◆ PROBLEM DETAILS:
Your reply should be a single number: how many lines contain the string "הפציעה".

— begin DATASET EXTRACT —

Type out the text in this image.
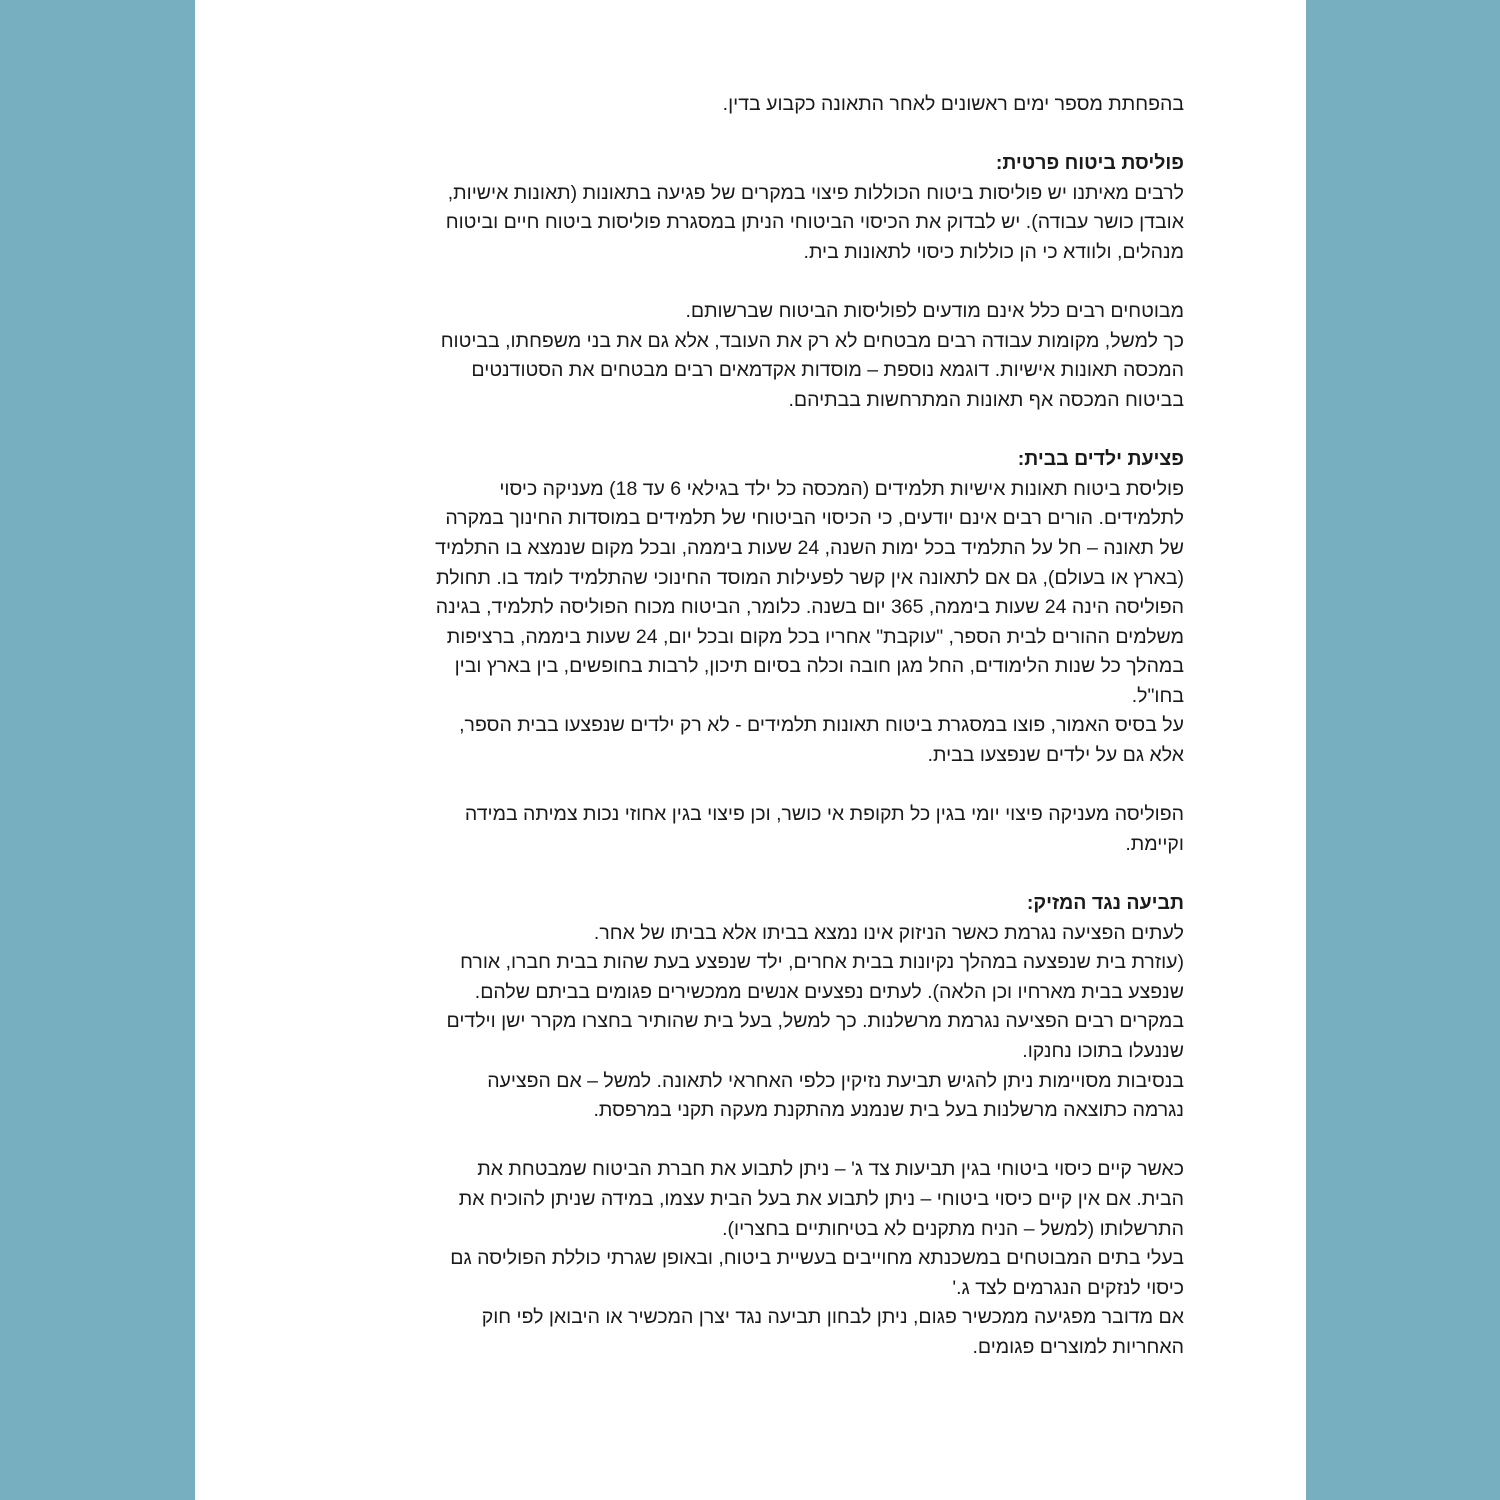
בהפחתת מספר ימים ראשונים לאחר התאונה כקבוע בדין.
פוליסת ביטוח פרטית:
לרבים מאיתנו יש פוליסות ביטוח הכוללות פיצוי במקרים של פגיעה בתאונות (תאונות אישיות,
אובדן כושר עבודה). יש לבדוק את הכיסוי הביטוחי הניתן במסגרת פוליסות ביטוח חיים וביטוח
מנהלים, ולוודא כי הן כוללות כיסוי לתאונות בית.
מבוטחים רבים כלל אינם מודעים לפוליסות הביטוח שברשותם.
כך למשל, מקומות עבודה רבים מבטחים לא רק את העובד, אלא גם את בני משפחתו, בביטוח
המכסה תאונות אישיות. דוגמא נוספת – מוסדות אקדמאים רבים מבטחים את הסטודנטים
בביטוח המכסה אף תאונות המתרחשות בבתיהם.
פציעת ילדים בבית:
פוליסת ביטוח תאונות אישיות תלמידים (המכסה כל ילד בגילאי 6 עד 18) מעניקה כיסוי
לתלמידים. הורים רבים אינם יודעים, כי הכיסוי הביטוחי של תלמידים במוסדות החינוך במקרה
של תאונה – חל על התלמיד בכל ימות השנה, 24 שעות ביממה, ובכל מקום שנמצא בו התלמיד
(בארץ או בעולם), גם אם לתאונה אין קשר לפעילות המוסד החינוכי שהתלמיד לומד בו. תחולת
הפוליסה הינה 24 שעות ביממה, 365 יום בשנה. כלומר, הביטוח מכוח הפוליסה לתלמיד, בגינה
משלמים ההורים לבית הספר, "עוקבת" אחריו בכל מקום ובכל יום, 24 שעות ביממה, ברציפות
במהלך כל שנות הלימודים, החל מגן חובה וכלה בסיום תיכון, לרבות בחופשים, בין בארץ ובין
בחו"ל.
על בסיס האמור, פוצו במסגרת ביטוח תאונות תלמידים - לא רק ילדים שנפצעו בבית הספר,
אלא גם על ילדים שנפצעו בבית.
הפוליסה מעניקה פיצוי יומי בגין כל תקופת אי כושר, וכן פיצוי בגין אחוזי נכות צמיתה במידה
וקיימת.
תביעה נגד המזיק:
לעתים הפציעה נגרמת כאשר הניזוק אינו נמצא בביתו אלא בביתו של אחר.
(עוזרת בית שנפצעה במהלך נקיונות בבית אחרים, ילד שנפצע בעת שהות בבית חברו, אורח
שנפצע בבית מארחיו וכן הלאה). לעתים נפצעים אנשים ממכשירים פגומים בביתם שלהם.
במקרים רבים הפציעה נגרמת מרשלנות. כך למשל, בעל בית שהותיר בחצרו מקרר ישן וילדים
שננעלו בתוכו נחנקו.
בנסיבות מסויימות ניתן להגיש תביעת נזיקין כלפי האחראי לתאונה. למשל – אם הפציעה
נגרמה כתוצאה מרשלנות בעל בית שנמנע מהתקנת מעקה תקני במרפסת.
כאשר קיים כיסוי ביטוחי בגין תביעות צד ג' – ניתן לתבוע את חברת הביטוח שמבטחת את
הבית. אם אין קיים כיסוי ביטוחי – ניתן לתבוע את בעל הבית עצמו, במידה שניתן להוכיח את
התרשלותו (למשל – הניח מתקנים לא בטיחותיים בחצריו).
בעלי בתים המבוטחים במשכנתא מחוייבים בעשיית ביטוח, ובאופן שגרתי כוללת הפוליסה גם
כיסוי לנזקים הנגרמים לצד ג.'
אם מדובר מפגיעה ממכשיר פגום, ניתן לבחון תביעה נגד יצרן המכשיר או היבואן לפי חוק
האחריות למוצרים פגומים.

— end DATASET EXTRACT —

◆ COMPLETE ANSWER:
3